EXERCISE AIM
Every record must be repeated exactly, with no omission.

MATERIAL PROVIDED
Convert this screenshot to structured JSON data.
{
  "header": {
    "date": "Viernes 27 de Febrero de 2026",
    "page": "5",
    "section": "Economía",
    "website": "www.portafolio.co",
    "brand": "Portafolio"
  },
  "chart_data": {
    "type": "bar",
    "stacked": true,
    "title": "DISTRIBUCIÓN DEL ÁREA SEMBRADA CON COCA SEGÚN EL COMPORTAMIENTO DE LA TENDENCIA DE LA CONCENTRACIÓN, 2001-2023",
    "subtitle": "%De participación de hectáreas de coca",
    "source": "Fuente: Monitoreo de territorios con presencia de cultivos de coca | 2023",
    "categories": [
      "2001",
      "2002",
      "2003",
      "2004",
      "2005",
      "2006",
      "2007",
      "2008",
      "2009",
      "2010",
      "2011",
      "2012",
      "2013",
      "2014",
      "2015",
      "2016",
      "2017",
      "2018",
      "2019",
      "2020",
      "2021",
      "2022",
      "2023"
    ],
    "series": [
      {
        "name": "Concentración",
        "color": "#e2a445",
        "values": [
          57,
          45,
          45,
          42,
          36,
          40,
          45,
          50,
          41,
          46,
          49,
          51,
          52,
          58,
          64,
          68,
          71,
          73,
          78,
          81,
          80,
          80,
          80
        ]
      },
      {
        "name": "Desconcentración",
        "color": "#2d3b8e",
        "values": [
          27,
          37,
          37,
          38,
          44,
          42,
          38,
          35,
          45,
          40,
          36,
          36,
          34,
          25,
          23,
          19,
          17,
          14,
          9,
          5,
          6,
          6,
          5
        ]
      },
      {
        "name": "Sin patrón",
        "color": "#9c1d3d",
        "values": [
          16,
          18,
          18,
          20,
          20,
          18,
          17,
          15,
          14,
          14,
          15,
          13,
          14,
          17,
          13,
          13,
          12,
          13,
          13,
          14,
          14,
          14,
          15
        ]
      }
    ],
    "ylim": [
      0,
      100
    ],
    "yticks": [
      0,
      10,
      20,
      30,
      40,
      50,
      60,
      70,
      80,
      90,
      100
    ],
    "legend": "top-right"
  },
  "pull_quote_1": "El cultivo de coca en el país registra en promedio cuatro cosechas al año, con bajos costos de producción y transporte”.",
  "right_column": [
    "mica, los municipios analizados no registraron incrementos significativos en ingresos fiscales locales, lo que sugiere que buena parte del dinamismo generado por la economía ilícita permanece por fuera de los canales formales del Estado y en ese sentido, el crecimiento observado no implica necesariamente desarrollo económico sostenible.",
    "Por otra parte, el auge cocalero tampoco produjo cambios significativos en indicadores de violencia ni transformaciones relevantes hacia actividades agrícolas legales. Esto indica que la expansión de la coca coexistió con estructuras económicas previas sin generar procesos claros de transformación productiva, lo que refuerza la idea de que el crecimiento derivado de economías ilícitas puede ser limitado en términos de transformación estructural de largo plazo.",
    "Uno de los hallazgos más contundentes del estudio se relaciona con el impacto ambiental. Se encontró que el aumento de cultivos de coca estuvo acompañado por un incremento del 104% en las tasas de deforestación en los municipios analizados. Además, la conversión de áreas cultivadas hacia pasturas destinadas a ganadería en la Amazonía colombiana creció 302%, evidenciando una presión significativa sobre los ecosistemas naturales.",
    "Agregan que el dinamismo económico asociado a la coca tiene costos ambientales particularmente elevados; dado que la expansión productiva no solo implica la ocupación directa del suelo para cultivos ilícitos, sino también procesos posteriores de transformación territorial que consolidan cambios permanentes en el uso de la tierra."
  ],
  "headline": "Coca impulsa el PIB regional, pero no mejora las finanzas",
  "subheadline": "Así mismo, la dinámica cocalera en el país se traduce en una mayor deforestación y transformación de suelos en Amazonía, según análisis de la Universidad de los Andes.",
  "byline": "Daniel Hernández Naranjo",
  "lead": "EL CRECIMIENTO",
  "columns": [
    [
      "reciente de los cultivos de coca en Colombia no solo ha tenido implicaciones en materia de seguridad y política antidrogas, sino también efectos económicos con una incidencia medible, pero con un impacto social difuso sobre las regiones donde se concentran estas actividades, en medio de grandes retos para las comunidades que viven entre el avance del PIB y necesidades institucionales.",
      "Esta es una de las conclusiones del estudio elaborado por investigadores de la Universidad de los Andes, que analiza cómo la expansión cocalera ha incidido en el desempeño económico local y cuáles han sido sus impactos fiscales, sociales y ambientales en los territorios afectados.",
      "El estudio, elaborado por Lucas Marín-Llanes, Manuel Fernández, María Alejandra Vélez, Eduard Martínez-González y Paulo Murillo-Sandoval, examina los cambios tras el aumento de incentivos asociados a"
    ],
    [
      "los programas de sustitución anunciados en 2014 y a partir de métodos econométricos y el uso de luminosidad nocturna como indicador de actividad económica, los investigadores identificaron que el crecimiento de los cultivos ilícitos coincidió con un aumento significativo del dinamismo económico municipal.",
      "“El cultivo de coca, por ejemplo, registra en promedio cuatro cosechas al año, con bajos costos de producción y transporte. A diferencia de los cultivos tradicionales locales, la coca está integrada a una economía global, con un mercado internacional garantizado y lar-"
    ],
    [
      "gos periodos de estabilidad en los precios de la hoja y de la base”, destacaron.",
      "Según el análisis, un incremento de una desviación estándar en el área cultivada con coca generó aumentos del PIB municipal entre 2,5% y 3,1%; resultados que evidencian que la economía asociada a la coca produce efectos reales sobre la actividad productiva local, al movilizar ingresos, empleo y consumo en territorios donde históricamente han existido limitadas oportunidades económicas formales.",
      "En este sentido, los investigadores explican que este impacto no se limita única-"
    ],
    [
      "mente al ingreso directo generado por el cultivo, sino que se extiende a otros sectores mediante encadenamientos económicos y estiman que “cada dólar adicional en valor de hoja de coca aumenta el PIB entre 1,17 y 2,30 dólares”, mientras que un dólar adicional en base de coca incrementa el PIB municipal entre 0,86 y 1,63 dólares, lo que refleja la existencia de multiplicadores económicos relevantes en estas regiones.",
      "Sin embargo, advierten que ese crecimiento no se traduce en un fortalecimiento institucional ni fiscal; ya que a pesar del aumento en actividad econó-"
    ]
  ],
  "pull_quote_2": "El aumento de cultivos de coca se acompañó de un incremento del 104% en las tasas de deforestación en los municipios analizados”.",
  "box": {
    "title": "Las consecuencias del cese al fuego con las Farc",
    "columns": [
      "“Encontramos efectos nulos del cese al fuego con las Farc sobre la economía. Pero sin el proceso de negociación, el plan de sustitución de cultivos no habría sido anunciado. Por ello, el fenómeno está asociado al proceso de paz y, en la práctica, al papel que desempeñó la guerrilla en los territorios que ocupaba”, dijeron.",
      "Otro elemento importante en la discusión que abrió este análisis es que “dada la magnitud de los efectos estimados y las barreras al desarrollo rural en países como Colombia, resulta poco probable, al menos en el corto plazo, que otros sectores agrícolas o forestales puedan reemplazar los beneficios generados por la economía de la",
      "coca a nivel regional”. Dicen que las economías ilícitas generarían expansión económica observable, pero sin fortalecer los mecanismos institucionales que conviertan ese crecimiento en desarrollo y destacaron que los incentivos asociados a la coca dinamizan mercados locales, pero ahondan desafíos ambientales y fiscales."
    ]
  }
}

ANSWER TO THIS PROBLEM
Convert this screenshot to structured JSON data.
{
  "header": {
    "date": "Viernes 27 de Febrero de 2026",
    "page": "5",
    "section": "Economía",
    "website": "www.portafolio.co",
    "brand": "Portafolio"
  },
  "chart_data": {
    "type": "bar",
    "stacked": true,
    "title": "DISTRIBUCIÓN DEL ÁREA SEMBRADA CON COCA SEGÚN EL COMPORTAMIENTO DE LA TENDENCIA DE LA CONCENTRACIÓN, 2001-2023",
    "subtitle": "%De participación de hectáreas de coca",
    "source": "Fuente: Monitoreo de territorios con presencia de cultivos de coca | 2023",
    "categories": [
      "2001",
      "2002",
      "2003",
      "2004",
      "2005",
      "2006",
      "2007",
      "2008",
      "2009",
      "2010",
      "2011",
      "2012",
      "2013",
      "2014",
      "2015",
      "2016",
      "2017",
      "2018",
      "2019",
      "2020",
      "2021",
      "2022",
      "2023"
    ],
    "series": [
      {
        "name": "Concentración",
        "color": "#e2a445",
        "values": [
          57,
          45,
          45,
          42,
          36,
          40,
          45,
          50,
          41,
          46,
          49,
          51,
          52,
          58,
          64,
          68,
          71,
          73,
          78,
          81,
          80,
          80,
          80
        ]
      },
      {
        "name": "Desconcentración",
        "color": "#2d3b8e",
        "values": [
          27,
          37,
          37,
          38,
          44,
          42,
          38,
          35,
          45,
          40,
          36,
          36,
          34,
          25,
          23,
          19,
          17,
          14,
          9,
          5,
          6,
          6,
          5
        ]
      },
      {
        "name": "Sin patrón",
        "color": "#9c1d3d",
        "values": [
          16,
          18,
          18,
          20,
          20,
          18,
          17,
          15,
          14,
          14,
          15,
          13,
          14,
          17,
          13,
          13,
          12,
          13,
          13,
          14,
          14,
          14,
          15
        ]
      }
    ],
    "ylim": [
      0,
      100
    ],
    "yticks": [
      0,
      10,
      20,
      30,
      40,
      50,
      60,
      70,
      80,
      90,
      100
    ],
    "legend": "top-right"
  },
  "pull_quote_1": "El cultivo de coca en el país registra en promedio cuatro cosechas al año, con bajos costos de producción y transporte”.",
  "right_column": [
    "mica, los municipios analizados no registraron incrementos significativos en ingresos fiscales locales, lo que sugiere que buena parte del dinamismo generado por la economía ilícita permanece por fuera de los canales formales del Estado y en ese sentido, el crecimiento observado no implica necesariamente desarrollo económico sostenible.",
    "Por otra parte, el auge cocalero tampoco produjo cambios significativos en indicadores de violencia ni transformaciones relevantes hacia actividades agrícolas legales. Esto indica que la expansión de la coca coexistió con estructuras económicas previas sin generar procesos claros de transformación productiva, lo que refuerza la idea de que el crecimiento derivado de economías ilícitas puede ser limitado en términos de transformación estructural de largo plazo.",
    "Uno de los hallazgos más contundentes del estudio se relaciona con el impacto ambiental. Se encontró que el aumento de cultivos de coca estuvo acompañado por un incremento del 104% en las tasas de deforestación en los municipios analizados. Además, la conversión de áreas cultivadas hacia pasturas destinadas a ganadería en la Amazonía colombiana creció 302%, evidenciando una presión significativa sobre los ecosistemas naturales.",
    "Agregan que el dinamismo económico asociado a la coca tiene costos ambientales particularmente elevados; dado que la expansión productiva no solo implica la ocupación directa del suelo para cultivos ilícitos, sino también procesos posteriores de transformación territorial que consolidan cambios permanentes en el uso de la tierra."
  ],
  "headline": "Coca impulsa el PIB regional, pero no mejora las finanzas",
  "subheadline": "Así mismo, la dinámica cocalera en el país se traduce en una mayor deforestación y transformación de suelos en Amazonía, según análisis de la Universidad de los Andes.",
  "byline": "Daniel Hernández Naranjo",
  "lead": "EL CRECIMIENTO",
  "columns": [
    [
      "reciente de los cultivos de coca en Colombia no solo ha tenido implicaciones en materia de seguridad y política antidrogas, sino también efectos económicos con una incidencia medible, pero con un impacto social difuso sobre las regiones donde se concentran estas actividades, en medio de grandes retos para las comunidades que viven entre el avance del PIB y necesidades institucionales.",
      "Esta es una de las conclusiones del estudio elaborado por investigadores de la Universidad de los Andes, que analiza cómo la expansión cocalera ha incidido en el desempeño económico local y cuáles han sido sus impactos fiscales, sociales y ambientales en los territorios afectados.",
      "El estudio, elaborado por Lucas Marín-Llanes, Manuel Fernández, María Alejandra Vélez, Eduard Martínez-González y Paulo Murillo-Sandoval, examina los cambios tras el aumento de incentivos asociados a"
    ],
    [
      "los programas de sustitución anunciados en 2014 y a partir de métodos econométricos y el uso de luminosidad nocturna como indicador de actividad económica, los investigadores identificaron que el crecimiento de los cultivos ilícitos coincidió con un aumento significativo del dinamismo económico municipal.",
      "“El cultivo de coca, por ejemplo, registra en promedio cuatro cosechas al año, con bajos costos de producción y transporte. A diferencia de los cultivos tradicionales locales, la coca está integrada a una economía global, con un mercado internacional garantizado y lar-"
    ],
    [
      "gos periodos de estabilidad en los precios de la hoja y de la base”, destacaron.",
      "Según el análisis, un incremento de una desviación estándar en el área cultivada con coca generó aumentos del PIB municipal entre 2,5% y 3,1%; resultados que evidencian que la economía asociada a la coca produce efectos reales sobre la actividad productiva local, al movilizar ingresos, empleo y consumo en territorios donde históricamente han existido limitadas oportunidades económicas formales.",
      "En este sentido, los investigadores explican que este impacto no se limita única-"
    ],
    [
      "mente al ingreso directo generado por el cultivo, sino que se extiende a otros sectores mediante encadenamientos económicos y estiman que “cada dólar adicional en valor de hoja de coca aumenta el PIB entre 1,17 y 2,30 dólares”, mientras que un dólar adicional en base de coca incrementa el PIB municipal entre 0,86 y 1,63 dólares, lo que refleja la existencia de multiplicadores económicos relevantes en estas regiones.",
      "Sin embargo, advierten que ese crecimiento no se traduce en un fortalecimiento institucional ni fiscal; ya que a pesar del aumento en actividad econó-"
    ]
  ],
  "pull_quote_2": "El aumento de cultivos de coca se acompañó de un incremento del 104% en las tasas de deforestación en los municipios analizados”.",
  "box": {
    "title": "Las consecuencias del cese al fuego con las Farc",
    "columns": [
      "“Encontramos efectos nulos del cese al fuego con las Farc sobre la economía. Pero sin el proceso de negociación, el plan de sustitución de cultivos no habría sido anunciado. Por ello, el fenómeno está asociado al proceso de paz y, en la práctica, al papel que desempeñó la guerrilla en los territorios que ocupaba”, dijeron.",
      "Otro elemento importante en la discusión que abrió este análisis es que “dada la magnitud de los efectos estimados y las barreras al desarrollo rural en países como Colombia, resulta poco probable, al menos en el corto plazo, que otros sectores agrícolas o forestales puedan reemplazar los beneficios generados por la economía de la",
      "coca a nivel regional”. Dicen que las economías ilícitas generarían expansión económica observable, pero sin fortalecer los mecanismos institucionales que conviertan ese crecimiento en desarrollo y destacaron que los incentivos asociados a la coca dinamizan mercados locales, pero ahondan desafíos ambientales y fiscales."
    ]
  }
}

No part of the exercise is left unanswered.